Goal
Search the data for the word "source" and copy every line where it occurs.
===== Records for this task
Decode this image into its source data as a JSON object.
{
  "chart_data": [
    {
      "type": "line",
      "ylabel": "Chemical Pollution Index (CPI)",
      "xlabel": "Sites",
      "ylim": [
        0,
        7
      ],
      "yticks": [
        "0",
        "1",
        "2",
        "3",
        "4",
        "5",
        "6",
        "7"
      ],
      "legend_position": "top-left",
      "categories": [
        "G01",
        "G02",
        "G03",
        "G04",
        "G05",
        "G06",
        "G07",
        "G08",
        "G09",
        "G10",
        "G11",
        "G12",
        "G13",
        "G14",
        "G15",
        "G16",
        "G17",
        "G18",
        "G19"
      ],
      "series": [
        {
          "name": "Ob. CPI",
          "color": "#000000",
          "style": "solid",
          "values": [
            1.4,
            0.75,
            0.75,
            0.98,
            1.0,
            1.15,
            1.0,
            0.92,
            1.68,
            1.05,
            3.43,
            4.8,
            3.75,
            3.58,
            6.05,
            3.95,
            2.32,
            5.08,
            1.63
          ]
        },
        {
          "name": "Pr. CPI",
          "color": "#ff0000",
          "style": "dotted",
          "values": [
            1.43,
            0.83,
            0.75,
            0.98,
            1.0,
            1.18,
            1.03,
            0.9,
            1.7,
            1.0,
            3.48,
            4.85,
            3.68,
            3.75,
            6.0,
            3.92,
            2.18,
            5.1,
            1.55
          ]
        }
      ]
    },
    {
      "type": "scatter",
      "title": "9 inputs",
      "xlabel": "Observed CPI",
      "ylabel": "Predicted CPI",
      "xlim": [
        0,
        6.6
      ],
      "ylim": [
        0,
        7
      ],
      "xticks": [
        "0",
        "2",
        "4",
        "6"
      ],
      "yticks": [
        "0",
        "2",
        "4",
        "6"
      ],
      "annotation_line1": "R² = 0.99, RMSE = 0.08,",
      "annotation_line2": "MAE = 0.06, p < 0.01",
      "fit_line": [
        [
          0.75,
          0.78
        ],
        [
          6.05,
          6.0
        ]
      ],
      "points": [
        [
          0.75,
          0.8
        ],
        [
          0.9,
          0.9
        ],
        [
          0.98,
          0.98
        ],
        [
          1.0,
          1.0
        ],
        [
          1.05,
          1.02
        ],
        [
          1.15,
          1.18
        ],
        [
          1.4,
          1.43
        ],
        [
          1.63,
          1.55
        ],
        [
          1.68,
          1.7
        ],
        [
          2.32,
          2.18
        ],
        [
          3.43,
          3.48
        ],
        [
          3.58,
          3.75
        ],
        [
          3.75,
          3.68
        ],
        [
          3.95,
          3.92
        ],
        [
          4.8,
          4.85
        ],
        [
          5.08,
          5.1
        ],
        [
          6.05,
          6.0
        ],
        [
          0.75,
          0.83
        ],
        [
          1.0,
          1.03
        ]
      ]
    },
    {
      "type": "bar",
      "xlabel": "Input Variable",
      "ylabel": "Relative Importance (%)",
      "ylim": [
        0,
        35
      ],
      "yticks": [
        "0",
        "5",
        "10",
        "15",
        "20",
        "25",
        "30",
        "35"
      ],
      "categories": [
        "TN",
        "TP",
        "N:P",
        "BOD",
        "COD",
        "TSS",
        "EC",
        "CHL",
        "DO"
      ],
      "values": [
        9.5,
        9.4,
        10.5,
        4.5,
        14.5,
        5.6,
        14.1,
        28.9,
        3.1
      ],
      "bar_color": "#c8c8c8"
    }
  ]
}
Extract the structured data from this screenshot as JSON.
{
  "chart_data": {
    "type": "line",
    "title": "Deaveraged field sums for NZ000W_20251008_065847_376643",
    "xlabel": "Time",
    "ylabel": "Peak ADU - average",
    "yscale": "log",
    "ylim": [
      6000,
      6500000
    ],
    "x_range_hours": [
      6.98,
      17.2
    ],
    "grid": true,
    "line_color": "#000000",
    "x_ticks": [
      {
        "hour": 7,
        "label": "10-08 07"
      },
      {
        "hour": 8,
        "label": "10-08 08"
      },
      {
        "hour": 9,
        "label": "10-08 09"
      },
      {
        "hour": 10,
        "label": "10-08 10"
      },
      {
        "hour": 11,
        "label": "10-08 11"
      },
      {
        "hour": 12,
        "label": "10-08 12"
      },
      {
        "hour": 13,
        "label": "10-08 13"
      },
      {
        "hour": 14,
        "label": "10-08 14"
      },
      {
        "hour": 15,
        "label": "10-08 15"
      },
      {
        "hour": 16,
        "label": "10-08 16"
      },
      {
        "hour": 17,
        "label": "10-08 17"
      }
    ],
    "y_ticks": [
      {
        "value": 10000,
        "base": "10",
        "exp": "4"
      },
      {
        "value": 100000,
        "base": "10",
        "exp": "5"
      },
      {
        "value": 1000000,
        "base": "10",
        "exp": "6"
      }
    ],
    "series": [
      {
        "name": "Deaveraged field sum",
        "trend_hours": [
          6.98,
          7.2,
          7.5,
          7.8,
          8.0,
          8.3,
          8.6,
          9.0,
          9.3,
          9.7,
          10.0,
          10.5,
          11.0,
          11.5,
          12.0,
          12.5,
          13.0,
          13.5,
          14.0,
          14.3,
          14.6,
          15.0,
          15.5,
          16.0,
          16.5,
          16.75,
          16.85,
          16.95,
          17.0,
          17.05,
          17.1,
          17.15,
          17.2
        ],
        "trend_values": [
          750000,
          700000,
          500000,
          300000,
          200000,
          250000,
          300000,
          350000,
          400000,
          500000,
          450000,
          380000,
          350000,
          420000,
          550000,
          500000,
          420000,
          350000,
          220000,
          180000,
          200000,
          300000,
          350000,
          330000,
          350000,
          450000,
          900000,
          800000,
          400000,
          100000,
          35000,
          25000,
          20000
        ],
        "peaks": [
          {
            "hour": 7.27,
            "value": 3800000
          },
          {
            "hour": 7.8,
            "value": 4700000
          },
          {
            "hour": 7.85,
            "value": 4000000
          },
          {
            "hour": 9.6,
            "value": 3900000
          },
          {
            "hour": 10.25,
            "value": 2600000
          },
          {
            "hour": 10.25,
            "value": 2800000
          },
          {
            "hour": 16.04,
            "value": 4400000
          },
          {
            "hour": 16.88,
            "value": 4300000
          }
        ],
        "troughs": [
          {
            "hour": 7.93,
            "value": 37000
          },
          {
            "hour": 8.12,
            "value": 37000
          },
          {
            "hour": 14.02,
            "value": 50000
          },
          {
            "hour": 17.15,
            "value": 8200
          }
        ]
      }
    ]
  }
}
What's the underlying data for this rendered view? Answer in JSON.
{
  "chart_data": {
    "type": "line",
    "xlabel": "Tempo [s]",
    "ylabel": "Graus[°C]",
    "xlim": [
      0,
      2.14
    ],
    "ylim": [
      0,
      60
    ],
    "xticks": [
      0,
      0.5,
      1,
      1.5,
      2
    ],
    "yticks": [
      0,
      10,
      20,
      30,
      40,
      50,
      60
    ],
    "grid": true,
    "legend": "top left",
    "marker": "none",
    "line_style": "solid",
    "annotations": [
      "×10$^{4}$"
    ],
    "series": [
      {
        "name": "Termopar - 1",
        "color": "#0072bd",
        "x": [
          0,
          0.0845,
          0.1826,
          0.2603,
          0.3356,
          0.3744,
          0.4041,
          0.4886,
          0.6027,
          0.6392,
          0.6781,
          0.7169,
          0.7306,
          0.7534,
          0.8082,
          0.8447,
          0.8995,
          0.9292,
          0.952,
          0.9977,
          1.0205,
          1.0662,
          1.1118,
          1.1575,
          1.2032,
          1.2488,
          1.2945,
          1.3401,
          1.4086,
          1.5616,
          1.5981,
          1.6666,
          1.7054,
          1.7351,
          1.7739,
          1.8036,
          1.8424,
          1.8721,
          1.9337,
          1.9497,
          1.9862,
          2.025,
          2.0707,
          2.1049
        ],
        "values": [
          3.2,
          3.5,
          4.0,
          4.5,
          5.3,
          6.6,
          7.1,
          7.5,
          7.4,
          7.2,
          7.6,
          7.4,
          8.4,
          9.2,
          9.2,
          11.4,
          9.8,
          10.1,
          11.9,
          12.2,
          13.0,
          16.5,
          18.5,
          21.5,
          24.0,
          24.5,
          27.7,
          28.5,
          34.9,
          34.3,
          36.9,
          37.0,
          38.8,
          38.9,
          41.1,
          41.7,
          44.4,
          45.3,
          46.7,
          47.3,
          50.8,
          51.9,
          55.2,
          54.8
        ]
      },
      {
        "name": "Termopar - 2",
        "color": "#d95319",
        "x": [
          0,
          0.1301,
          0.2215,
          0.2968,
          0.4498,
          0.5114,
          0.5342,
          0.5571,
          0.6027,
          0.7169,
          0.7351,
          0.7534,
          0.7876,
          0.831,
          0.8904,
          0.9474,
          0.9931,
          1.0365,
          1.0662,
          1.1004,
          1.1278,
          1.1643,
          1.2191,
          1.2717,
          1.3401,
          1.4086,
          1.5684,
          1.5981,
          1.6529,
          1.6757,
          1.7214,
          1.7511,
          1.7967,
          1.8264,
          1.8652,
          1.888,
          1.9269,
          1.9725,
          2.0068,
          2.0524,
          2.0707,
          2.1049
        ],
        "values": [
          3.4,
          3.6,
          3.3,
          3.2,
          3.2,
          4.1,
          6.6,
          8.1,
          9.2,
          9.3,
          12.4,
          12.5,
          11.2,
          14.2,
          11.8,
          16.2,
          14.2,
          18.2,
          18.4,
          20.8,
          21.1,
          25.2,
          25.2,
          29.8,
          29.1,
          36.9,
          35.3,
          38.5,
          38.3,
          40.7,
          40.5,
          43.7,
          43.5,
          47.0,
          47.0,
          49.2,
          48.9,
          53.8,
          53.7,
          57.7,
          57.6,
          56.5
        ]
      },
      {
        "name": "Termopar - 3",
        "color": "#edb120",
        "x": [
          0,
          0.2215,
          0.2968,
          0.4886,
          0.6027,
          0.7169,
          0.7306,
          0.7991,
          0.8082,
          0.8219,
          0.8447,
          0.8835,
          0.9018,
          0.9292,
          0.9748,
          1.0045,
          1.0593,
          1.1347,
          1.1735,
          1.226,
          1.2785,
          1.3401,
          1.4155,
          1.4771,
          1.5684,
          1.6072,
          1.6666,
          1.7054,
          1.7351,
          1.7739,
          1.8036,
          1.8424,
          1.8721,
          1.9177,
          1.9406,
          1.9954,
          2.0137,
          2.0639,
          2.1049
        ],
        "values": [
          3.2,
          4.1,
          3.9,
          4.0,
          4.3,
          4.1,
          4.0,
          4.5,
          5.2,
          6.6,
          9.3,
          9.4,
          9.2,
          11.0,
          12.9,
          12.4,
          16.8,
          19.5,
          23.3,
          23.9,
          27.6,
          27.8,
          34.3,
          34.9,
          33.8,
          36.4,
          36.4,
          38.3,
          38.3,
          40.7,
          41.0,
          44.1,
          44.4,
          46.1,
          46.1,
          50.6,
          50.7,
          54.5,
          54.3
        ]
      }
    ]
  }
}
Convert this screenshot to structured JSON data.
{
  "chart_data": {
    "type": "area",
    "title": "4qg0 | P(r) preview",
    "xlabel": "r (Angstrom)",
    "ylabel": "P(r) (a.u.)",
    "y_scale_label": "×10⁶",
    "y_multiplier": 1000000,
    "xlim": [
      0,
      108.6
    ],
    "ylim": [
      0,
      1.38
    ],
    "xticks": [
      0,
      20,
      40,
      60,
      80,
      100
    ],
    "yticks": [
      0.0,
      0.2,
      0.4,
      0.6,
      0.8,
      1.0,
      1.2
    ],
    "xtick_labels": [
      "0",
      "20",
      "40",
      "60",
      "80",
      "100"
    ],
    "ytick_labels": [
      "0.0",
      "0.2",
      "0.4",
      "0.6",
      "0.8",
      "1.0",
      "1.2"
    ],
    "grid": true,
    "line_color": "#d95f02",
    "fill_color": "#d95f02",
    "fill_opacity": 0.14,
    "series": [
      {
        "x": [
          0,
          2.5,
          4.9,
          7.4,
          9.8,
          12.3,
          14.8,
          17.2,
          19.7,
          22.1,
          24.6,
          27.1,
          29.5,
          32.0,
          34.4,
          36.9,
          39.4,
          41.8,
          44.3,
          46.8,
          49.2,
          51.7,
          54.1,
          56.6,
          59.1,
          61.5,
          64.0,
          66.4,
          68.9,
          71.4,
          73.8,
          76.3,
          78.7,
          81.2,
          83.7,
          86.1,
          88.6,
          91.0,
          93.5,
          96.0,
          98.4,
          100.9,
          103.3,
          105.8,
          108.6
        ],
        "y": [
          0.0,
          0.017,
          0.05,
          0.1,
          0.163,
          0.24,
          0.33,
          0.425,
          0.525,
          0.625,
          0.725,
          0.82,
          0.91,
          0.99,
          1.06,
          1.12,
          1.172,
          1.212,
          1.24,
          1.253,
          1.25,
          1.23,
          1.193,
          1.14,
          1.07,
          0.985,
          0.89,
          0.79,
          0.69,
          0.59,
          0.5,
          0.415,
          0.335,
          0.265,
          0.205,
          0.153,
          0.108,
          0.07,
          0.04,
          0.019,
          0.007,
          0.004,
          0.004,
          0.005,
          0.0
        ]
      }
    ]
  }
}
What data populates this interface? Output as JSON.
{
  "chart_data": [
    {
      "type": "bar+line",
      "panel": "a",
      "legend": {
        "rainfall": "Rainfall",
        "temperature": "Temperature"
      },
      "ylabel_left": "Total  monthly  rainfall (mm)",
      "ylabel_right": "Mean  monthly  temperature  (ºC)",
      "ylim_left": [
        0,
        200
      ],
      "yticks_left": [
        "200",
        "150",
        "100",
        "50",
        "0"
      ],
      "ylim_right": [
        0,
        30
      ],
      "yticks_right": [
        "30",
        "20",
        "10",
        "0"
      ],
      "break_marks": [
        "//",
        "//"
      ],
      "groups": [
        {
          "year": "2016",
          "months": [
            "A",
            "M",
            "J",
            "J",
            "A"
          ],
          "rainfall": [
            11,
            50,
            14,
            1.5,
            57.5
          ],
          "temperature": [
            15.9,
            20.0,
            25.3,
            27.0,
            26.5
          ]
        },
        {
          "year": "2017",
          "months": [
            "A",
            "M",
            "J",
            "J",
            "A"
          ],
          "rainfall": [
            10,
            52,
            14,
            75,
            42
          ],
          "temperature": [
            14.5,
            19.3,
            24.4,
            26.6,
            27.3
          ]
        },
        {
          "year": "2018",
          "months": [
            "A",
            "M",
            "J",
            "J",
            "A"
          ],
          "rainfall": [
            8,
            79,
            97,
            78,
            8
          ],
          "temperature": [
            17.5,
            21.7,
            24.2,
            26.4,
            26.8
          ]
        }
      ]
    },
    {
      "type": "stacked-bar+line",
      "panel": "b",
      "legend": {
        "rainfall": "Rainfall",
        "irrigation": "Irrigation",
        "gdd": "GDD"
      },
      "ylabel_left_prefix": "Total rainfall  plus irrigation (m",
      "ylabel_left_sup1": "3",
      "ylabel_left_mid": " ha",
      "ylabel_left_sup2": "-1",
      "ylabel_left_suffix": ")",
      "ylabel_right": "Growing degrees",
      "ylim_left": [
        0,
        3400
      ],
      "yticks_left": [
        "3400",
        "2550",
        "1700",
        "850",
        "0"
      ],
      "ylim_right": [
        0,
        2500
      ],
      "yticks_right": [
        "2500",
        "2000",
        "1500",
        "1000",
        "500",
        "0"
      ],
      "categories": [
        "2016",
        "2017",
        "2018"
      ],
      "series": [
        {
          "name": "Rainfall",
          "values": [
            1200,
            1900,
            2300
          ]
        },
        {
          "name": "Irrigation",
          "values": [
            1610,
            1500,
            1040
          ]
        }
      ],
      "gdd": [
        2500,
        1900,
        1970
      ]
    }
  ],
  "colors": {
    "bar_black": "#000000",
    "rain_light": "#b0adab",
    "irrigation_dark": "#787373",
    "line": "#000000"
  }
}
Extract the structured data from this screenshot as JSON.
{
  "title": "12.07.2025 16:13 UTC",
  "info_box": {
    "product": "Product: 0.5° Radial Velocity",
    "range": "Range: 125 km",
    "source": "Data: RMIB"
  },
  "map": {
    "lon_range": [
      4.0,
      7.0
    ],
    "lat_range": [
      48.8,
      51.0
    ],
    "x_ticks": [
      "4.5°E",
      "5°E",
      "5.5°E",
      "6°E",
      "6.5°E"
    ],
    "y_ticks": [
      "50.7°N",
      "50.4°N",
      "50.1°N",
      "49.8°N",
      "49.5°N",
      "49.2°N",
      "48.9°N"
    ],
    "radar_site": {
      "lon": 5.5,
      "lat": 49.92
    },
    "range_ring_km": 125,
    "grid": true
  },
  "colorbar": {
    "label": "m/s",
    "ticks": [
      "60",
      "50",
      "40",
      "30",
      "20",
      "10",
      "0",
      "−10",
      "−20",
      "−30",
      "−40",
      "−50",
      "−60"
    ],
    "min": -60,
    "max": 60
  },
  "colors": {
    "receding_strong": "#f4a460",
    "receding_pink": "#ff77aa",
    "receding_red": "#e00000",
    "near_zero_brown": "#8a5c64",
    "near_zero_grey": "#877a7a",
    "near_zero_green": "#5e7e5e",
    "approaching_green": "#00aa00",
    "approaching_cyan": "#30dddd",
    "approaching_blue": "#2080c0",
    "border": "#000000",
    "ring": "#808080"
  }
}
==========
Solution
Decode this image into its source data as a JSON object.
    "source": "Data: RMIB"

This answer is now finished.